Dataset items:
--*--

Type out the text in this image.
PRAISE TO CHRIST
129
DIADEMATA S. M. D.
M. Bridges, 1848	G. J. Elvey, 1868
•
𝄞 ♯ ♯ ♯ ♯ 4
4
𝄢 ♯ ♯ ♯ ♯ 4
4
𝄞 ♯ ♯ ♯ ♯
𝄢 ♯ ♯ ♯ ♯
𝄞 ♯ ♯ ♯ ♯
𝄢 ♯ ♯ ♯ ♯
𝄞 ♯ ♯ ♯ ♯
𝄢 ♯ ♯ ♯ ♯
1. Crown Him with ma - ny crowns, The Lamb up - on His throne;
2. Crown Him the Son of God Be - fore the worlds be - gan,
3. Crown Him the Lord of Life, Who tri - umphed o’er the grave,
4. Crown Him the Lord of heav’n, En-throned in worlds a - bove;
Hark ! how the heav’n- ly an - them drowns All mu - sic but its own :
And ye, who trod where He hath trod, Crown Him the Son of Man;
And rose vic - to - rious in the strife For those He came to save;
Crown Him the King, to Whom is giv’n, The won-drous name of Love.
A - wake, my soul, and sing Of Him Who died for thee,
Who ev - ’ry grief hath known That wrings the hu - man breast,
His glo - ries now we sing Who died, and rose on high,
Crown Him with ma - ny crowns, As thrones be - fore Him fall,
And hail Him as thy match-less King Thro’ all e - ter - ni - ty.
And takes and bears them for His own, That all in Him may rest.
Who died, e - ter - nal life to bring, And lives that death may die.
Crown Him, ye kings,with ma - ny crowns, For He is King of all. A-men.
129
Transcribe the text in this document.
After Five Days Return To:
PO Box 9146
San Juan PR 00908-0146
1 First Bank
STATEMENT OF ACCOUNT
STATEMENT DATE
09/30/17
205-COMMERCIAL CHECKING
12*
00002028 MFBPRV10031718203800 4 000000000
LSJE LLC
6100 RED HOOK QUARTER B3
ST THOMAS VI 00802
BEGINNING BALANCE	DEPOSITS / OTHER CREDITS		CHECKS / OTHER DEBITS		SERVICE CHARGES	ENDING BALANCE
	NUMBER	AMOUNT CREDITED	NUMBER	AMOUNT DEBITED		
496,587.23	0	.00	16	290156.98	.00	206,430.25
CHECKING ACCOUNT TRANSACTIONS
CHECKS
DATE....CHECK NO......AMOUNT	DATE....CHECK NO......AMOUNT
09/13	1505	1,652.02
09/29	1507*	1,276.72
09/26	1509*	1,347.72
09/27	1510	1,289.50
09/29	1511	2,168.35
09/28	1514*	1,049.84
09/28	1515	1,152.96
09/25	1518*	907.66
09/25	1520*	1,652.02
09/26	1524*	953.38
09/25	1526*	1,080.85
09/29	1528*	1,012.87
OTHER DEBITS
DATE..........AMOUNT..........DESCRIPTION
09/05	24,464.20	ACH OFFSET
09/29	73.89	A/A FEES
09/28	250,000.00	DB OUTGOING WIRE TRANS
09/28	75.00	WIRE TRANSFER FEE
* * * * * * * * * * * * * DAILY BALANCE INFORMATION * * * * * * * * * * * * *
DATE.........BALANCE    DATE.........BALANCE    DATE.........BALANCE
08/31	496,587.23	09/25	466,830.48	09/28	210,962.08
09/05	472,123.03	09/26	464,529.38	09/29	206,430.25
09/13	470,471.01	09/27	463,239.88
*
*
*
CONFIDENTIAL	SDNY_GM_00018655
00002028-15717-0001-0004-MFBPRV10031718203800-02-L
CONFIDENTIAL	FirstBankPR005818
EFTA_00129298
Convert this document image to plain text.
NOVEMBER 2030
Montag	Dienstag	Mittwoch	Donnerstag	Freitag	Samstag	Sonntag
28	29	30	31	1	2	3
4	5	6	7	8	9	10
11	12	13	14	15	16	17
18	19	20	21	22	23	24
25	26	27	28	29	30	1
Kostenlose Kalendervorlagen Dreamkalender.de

--*--

YOUR TASK: Find and copy every line in the entries above where the string "with" occurs.

WRITTEN SOLUTION:
1. Crown Him with ma - ny crowns, The Lamb up - on His throne;
Crown Him with ma - ny crowns, As thrones be - fore Him fall,
Crown Him, ye kings,with ma - ny crowns, For He is King of all. A-men.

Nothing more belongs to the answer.